» Texte de l'exercice

####

Les nouveaux repreneurs entendent relancer les activités sur les sites de Lubumbashi et de Kolwezi, tout en redynamisant le projet de Mutoshi. Une phase de maintenance est prévue pour stabiliser les installations, tandis que les emplois existants sont maintenus, signal d’une volonté d’assurer une transition sans rupture sociale.

Au-delà de ses implications industrielles, cette reprise s’inscrit dans un contexte géopolitique plus large. Les États-Unis, engagés dans une stratégie de sécurisation des approvisionnements en minerais critiques, cherchent à renforcer leur présence dans un pays où la Chine conserve une position dominante, notamment dans le cobalt. L’arrivée d’un partenaire indien traduit également une diversification accrue des acteurs, confirmant le statut de la RDC comme théâtre d’une compétition internationale autour des ressources stratégiques.

Pour Kinshasa, cette reconfiguration du paysage minier représente une opportunité à saisir. La concurrence entre investisseurs étrangers pourrait, en théorie, accroître la capacité de négociation de l’État. Encore faut-il que cette dynamique se traduise par des retombées tangibles, notamment en matière de transformation locale, d’industrialisation, de transfert de compétences et de création de valeur ajoutée.

####

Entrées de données
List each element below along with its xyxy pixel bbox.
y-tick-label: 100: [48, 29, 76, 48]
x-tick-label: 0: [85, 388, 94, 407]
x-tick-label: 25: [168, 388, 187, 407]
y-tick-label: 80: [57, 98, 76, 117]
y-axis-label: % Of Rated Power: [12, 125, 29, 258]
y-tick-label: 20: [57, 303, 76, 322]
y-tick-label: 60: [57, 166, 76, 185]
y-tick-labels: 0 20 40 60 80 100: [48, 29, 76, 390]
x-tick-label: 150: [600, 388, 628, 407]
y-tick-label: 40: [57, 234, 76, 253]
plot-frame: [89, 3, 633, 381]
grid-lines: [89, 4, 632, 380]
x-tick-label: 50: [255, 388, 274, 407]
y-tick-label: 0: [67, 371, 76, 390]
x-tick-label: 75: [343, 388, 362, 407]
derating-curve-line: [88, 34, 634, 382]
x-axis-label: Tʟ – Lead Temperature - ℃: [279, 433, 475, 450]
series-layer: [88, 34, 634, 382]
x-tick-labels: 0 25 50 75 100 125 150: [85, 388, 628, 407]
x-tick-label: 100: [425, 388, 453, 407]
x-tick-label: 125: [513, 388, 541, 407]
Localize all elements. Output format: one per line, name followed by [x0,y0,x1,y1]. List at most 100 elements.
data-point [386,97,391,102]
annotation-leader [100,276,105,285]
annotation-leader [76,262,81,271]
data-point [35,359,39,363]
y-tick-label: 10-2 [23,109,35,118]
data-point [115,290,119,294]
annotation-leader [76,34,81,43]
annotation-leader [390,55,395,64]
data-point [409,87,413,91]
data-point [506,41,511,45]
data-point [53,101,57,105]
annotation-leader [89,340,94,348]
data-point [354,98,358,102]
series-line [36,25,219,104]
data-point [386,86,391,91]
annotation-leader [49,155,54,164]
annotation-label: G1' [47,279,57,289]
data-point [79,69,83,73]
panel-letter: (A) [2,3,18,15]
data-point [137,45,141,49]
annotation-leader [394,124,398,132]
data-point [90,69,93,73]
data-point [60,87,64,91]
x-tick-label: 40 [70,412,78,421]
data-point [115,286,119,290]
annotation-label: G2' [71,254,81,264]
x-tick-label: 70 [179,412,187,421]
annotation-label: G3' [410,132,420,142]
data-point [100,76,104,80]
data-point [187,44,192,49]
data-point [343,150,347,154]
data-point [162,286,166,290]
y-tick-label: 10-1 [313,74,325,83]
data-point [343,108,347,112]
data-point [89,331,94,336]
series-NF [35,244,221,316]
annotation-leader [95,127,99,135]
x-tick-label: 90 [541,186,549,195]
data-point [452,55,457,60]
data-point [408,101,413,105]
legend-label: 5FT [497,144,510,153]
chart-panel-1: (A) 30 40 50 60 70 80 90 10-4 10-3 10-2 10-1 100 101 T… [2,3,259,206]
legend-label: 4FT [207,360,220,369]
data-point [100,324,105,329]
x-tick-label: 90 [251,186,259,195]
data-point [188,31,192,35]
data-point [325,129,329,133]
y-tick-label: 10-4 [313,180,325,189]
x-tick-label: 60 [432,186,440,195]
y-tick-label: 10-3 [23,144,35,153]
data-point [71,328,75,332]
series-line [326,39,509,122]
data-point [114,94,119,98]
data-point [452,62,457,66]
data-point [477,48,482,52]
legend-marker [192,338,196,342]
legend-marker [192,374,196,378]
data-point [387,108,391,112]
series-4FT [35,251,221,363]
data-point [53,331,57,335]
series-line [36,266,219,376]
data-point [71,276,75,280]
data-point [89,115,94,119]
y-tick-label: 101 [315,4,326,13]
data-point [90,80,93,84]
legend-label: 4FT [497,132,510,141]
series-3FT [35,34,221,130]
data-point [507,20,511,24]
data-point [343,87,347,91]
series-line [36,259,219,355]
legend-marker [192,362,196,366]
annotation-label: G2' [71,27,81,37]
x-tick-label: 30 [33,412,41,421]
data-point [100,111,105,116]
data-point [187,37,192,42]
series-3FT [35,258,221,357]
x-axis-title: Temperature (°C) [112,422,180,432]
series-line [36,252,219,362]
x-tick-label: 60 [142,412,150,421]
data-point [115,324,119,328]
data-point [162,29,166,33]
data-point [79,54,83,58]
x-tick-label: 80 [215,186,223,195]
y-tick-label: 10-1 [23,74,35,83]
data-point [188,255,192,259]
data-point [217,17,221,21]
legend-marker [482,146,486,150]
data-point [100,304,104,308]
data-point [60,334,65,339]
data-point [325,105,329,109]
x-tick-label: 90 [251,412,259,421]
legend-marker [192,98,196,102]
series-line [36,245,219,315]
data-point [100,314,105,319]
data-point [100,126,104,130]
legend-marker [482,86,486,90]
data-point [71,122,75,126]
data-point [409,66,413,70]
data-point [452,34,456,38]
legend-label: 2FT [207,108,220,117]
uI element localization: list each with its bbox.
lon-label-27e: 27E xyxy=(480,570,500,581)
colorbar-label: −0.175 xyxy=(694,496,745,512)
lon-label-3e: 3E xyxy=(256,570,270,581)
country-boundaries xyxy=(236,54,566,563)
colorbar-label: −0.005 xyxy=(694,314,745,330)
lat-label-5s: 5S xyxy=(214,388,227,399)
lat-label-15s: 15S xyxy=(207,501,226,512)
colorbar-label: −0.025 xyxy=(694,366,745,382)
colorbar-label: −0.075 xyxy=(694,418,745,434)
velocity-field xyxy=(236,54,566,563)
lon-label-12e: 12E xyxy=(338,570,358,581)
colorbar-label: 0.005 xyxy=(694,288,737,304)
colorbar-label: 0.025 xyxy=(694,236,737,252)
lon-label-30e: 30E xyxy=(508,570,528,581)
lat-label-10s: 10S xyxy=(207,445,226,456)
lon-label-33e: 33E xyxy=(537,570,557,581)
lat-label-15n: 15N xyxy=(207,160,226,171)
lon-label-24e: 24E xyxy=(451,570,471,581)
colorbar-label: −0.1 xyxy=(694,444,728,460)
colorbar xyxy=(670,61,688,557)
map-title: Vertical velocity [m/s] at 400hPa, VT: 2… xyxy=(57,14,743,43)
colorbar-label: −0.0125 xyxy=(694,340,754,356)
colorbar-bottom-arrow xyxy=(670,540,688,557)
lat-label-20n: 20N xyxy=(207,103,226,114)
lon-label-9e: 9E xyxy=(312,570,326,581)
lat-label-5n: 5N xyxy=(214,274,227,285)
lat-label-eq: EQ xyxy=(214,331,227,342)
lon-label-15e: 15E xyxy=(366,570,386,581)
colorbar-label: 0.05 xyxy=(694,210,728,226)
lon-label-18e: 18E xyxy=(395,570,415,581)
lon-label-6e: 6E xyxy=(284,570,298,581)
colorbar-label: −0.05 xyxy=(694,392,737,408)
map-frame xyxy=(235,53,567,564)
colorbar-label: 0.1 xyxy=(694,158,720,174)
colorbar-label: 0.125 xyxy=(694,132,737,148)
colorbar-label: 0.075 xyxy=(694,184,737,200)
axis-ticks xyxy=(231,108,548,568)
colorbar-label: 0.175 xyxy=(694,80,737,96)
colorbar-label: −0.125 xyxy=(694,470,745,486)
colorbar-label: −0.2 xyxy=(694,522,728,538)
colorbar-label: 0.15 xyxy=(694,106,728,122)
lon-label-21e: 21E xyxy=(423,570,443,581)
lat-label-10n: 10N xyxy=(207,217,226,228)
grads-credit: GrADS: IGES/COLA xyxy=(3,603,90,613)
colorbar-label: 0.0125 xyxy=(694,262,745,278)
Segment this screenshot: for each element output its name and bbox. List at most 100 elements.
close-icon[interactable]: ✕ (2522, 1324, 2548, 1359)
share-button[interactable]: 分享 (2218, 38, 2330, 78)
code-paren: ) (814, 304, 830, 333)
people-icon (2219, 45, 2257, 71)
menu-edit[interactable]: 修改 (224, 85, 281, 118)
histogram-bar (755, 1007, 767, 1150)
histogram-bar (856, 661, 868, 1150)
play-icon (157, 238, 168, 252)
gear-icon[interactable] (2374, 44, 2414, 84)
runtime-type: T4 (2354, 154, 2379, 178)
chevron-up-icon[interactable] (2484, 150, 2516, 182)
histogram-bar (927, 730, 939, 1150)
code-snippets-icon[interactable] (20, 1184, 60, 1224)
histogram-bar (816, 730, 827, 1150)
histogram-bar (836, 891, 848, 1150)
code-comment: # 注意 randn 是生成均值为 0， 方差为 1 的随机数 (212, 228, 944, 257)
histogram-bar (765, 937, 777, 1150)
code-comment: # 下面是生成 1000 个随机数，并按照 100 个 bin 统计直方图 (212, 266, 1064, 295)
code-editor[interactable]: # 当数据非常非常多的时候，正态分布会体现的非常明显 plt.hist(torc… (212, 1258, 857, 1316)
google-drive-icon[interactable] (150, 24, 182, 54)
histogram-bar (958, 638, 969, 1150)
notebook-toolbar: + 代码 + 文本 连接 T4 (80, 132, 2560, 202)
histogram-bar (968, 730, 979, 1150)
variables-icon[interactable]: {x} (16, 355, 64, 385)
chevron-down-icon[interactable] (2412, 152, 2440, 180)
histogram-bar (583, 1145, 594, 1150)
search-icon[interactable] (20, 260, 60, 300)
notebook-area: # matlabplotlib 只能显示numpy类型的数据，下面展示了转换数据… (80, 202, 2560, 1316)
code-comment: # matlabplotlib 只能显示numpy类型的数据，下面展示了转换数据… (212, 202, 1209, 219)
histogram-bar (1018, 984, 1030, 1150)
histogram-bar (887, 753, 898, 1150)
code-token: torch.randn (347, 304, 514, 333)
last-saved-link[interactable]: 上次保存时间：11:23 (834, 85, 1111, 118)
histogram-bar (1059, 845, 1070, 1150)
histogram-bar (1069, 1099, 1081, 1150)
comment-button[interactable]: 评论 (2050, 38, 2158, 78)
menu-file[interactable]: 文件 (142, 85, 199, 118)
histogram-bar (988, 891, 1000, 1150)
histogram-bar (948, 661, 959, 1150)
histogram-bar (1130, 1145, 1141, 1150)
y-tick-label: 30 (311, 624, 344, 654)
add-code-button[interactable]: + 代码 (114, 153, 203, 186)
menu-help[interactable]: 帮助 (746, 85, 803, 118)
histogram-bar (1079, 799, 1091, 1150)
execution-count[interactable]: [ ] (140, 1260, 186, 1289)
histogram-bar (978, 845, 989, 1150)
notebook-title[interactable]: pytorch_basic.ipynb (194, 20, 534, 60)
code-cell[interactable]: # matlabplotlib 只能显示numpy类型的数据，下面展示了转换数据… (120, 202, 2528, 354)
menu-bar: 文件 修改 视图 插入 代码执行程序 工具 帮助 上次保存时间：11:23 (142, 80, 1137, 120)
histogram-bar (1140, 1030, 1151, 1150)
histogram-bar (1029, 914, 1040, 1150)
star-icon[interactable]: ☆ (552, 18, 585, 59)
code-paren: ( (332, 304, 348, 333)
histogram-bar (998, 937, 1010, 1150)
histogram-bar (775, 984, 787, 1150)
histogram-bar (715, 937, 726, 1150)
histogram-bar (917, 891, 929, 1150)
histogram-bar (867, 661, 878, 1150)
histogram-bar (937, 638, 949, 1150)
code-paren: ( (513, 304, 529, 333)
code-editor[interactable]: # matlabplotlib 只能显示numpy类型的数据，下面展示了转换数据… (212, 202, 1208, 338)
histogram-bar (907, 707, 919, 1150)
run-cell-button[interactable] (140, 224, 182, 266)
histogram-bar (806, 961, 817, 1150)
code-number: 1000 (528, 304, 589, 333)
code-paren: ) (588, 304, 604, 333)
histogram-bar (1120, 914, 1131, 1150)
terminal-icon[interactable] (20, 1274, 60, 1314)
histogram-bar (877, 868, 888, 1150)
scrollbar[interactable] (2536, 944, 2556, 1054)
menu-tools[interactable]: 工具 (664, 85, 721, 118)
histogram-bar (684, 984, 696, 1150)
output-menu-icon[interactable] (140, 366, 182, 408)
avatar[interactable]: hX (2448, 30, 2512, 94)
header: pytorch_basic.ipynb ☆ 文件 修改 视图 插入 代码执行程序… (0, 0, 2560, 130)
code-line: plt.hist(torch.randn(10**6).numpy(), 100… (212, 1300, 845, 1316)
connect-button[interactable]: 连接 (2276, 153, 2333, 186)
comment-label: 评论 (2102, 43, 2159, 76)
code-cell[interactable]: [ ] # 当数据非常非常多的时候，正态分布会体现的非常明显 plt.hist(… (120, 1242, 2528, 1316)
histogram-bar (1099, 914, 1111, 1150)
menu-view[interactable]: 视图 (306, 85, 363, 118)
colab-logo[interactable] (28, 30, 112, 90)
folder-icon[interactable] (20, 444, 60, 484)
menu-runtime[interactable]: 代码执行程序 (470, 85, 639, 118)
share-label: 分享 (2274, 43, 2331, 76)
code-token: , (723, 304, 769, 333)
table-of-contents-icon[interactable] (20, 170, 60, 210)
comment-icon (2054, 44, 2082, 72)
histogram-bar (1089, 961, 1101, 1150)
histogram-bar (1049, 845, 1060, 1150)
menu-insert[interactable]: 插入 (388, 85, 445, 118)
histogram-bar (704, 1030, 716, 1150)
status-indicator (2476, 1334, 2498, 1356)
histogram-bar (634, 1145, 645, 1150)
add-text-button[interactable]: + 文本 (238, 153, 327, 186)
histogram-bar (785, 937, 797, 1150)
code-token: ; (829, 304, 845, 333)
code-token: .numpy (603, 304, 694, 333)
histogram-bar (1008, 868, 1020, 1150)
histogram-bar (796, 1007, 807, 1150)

####

» Actions demandées
1. Dans le texte sur la reprise minière en RDC, sur quels sites les nouveaux repreneurs entendent-ils relancer les activités ?
2. Poursuivez le texte sur la reprise minière en RDC à la suite de sa dernière phrase.

» Résultats attendus
1. Sur les sites de Lubumbashi et de Kolwezi.

2.
Des zones d’ombre subsistent toutefois. Le profil du partenaire américain, le poids de la dette reprise et la complexité technique des actifs interrogent sur la capacité réelle du consortium à mener à bien ce redressement. Dans un environnement opérationnel exigeant, la réussite du projet dépendra largement de l’exécution. Plus qu’une simple relance industrielle, le dossier Chemaf apparaît ainsi comme un test grandeur nature, celui de la capacité de la RDC à transformer les rivalités internationales en levier de développement durable et de souveraineté économique.